*GIVEN TASK*
Repeat the material in full. Keep every line exactly as it is.
----- PROVIDED RECORDS
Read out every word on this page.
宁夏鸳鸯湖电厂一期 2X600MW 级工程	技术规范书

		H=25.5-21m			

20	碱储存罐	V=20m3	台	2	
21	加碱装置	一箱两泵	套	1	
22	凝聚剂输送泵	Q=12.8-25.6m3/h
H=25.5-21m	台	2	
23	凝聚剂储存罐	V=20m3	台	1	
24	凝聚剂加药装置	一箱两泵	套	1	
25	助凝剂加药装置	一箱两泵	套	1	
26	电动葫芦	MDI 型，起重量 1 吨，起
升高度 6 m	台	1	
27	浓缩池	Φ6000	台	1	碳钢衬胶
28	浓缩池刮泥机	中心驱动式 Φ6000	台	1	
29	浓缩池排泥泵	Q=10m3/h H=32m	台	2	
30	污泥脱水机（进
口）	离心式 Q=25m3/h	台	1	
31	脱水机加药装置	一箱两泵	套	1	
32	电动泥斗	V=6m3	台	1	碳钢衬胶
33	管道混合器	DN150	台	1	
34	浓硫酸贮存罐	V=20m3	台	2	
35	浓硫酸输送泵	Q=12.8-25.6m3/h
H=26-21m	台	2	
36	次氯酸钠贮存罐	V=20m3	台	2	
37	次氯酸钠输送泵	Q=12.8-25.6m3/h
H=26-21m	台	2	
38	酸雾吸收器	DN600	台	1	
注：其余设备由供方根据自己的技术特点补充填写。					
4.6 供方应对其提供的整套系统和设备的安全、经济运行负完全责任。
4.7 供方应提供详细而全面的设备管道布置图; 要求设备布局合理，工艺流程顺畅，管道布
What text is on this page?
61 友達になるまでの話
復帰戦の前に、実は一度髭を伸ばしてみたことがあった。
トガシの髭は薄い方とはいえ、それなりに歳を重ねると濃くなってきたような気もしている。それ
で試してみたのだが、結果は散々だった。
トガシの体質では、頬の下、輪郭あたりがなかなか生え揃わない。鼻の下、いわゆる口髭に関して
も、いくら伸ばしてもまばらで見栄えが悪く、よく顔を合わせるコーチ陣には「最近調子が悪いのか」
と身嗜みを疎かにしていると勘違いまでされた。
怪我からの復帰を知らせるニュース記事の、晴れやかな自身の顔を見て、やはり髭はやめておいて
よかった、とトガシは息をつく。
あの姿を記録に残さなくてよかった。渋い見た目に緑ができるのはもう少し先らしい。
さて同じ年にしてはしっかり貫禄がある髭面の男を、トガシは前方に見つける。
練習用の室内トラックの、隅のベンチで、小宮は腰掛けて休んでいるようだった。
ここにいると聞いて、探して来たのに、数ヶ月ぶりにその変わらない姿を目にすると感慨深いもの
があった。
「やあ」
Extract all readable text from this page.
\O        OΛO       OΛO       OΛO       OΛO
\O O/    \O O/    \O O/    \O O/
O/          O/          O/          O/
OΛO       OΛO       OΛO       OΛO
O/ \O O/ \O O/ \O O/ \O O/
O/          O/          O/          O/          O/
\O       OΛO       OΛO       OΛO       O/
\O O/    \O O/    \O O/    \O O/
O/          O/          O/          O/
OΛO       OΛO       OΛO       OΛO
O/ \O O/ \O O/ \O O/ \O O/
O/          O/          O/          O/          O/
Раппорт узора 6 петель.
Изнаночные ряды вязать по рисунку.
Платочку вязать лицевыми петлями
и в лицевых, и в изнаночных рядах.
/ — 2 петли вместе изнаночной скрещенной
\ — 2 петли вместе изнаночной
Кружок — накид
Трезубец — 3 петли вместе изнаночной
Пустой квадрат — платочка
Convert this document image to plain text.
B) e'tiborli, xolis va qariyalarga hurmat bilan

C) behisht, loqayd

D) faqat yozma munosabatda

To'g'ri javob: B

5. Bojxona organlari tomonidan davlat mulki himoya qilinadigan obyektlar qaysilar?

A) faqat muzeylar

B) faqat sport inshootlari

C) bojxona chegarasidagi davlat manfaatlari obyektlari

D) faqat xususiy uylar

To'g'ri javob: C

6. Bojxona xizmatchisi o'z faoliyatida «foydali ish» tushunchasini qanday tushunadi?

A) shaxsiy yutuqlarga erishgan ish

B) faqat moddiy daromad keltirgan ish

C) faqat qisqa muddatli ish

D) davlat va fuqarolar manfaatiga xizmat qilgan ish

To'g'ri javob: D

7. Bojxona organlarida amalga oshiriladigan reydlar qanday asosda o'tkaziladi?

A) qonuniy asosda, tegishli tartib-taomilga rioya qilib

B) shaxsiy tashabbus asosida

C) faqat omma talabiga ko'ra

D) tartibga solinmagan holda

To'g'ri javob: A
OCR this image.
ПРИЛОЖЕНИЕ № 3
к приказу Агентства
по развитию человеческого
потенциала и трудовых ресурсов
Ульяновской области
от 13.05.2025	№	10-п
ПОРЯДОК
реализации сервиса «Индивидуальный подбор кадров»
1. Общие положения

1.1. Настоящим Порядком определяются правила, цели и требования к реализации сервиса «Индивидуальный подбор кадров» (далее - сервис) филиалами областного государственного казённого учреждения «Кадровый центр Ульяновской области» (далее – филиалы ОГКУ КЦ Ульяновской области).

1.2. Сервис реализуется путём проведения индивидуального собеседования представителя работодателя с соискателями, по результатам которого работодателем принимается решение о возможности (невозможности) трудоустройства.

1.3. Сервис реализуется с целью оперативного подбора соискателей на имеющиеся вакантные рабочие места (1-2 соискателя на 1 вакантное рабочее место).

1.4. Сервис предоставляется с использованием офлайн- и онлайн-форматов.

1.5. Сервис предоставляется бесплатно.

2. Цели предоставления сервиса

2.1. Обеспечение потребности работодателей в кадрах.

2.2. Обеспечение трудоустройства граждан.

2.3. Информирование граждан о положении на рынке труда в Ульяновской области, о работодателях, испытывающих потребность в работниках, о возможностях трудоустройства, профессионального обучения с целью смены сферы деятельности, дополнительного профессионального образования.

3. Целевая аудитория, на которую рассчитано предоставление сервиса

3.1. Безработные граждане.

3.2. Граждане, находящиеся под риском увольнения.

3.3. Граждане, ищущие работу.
----------
*WRITTEN REPLY*
Read out every word on this page.
宁夏鸳鸯湖电厂一期 2X600MW 级工程	技术规范书

		H=25.5-21m			

20	碱储存罐	V=20m3	台	2	
21	加碱装置	一箱两泵	套	1	
22	凝聚剂输送泵	Q=12.8-25.6m3/h
H=25.5-21m	台	2	
23	凝聚剂储存罐	V=20m3	台	1	
24	凝聚剂加药装置	一箱两泵	套	1	
25	助凝剂加药装置	一箱两泵	套	1	
26	电动葫芦	MDI 型，起重量 1 吨，起
升高度 6 m	台	1	
27	浓缩池	Φ6000	台	1	碳钢衬胶
28	浓缩池刮泥机	中心驱动式 Φ6000	台	1	
29	浓缩池排泥泵	Q=10m3/h H=32m	台	2	
30	污泥脱水机（进
口）	离心式 Q=25m3/h	台	1	
31	脱水机加药装置	一箱两泵	套	1	
32	电动泥斗	V=6m3	台	1	碳钢衬胶
33	管道混合器	DN150	台	1	
34	浓硫酸贮存罐	V=20m3	台	2	
35	浓硫酸输送泵	Q=12.8-25.6m3/h
H=26-21m	台	2	
36	次氯酸钠贮存罐	V=20m3	台	2	
37	次氯酸钠输送泵	Q=12.8-25.6m3/h
H=26-21m	台	2	
38	酸雾吸收器	DN600	台	1	
注：其余设备由供方根据自己的技术特点补充填写。					
4.6 供方应对其提供的整套系统和设备的安全、经济运行负完全责任。
4.7 供方应提供详细而全面的设备管道布置图; 要求设备布局合理，工艺流程顺畅，管道布
What text is on this page?
61 友達になるまでの話
復帰戦の前に、実は一度髭を伸ばしてみたことがあった。
トガシの髭は薄い方とはいえ、それなりに歳を重ねると濃くなってきたような気もしている。それ
で試してみたのだが、結果は散々だった。
トガシの体質では、頬の下、輪郭あたりがなかなか生え揃わない。鼻の下、いわゆる口髭に関して
も、いくら伸ばしてもまばらで見栄えが悪く、よく顔を合わせるコーチ陣には「最近調子が悪いのか」
と身嗜みを疎かにしていると勘違いまでされた。
怪我からの復帰を知らせるニュース記事の、晴れやかな自身の顔を見て、やはり髭はやめておいて
よかった、とトガシは息をつく。
あの姿を記録に残さなくてよかった。渋い見た目に緑ができるのはもう少し先らしい。
さて同じ年にしてはしっかり貫禄がある髭面の男を、トガシは前方に見つける。
練習用の室内トラックの、隅のベンチで、小宮は腰掛けて休んでいるようだった。
ここにいると聞いて、探して来たのに、数ヶ月ぶりにその変わらない姿を目にすると感慨深いもの
があった。
「やあ」
Extract all readable text from this page.
\O        OΛO       OΛO       OΛO       OΛO
\O O/    \O O/    \O O/    \O O/
O/          O/          O/          O/
OΛO       OΛO       OΛO       OΛO
O/ \O O/ \O O/ \O O/ \O O/
O/          O/          O/          O/          O/
\O       OΛO       OΛO       OΛO       O/
\O O/    \O O/    \O O/    \O O/
O/          O/          O/          O/
OΛO       OΛO       OΛO       OΛO
O/ \O O/ \O O/ \O O/ \O O/
O/          O/          O/          O/          O/
Раппорт узора 6 петель.
Изнаночные ряды вязать по рисунку.
Платочку вязать лицевыми петлями
и в лицевых, и в изнаночных рядах.
/ — 2 петли вместе изнаночной скрещенной
\ — 2 петли вместе изнаночной
Кружок — накид
Трезубец — 3 петли вместе изнаночной
Пустой квадрат — платочка
Convert this document image to plain text.
B) e'tiborli, xolis va qariyalarga hurmat bilan

C) behisht, loqayd

D) faqat yozma munosabatda

To'g'ri javob: B

5. Bojxona organlari tomonidan davlat mulki himoya qilinadigan obyektlar qaysilar?

A) faqat muzeylar

B) faqat sport inshootlari

C) bojxona chegarasidagi davlat manfaatlari obyektlari

D) faqat xususiy uylar

To'g'ri javob: C

6. Bojxona xizmatchisi o'z faoliyatida «foydali ish» tushunchasini qanday tushunadi?

A) shaxsiy yutuqlarga erishgan ish

B) faqat moddiy daromad keltirgan ish

C) faqat qisqa muddatli ish

D) davlat va fuqarolar manfaatiga xizmat qilgan ish

To'g'ri javob: D

7. Bojxona organlarida amalga oshiriladigan reydlar qanday asosda o'tkaziladi?

A) qonuniy asosda, tegishli tartib-taomilga rioya qilib

B) shaxsiy tashabbus asosida

C) faqat omma talabiga ko'ra

D) tartibga solinmagan holda

To'g'ri javob: A
OCR this image.
ПРИЛОЖЕНИЕ № 3
к приказу Агентства
по развитию человеческого
потенциала и трудовых ресурсов
Ульяновской области
от 13.05.2025	№	10-п
ПОРЯДОК
реализации сервиса «Индивидуальный подбор кадров»
1. Общие положения

1.1. Настоящим Порядком определяются правила, цели и требования к реализации сервиса «Индивидуальный подбор кадров» (далее - сервис) филиалами областного государственного казённого учреждения «Кадровый центр Ульяновской области» (далее – филиалы ОГКУ КЦ Ульяновской области).

1.2. Сервис реализуется путём проведения индивидуального собеседования представителя работодателя с соискателями, по результатам которого работодателем принимается решение о возможности (невозможности) трудоустройства.

1.3. Сервис реализуется с целью оперативного подбора соискателей на имеющиеся вакантные рабочие места (1-2 соискателя на 1 вакантное рабочее место).

1.4. Сервис предоставляется с использованием офлайн- и онлайн-форматов.

1.5. Сервис предоставляется бесплатно.

2. Цели предоставления сервиса

2.1. Обеспечение потребности работодателей в кадрах.

2.2. Обеспечение трудоустройства граждан.

2.3. Информирование граждан о положении на рынке труда в Ульяновской области, о работодателях, испытывающих потребность в работниках, о возможностях трудоустройства, профессионального обучения с целью смены сферы деятельности, дополнительного профессионального образования.

3. Целевая аудитория, на которую рассчитано предоставление сервиса

3.1. Безработные граждане.

3.2. Граждане, находящиеся под риском увольнения.

3.3. Граждане, ищущие работу.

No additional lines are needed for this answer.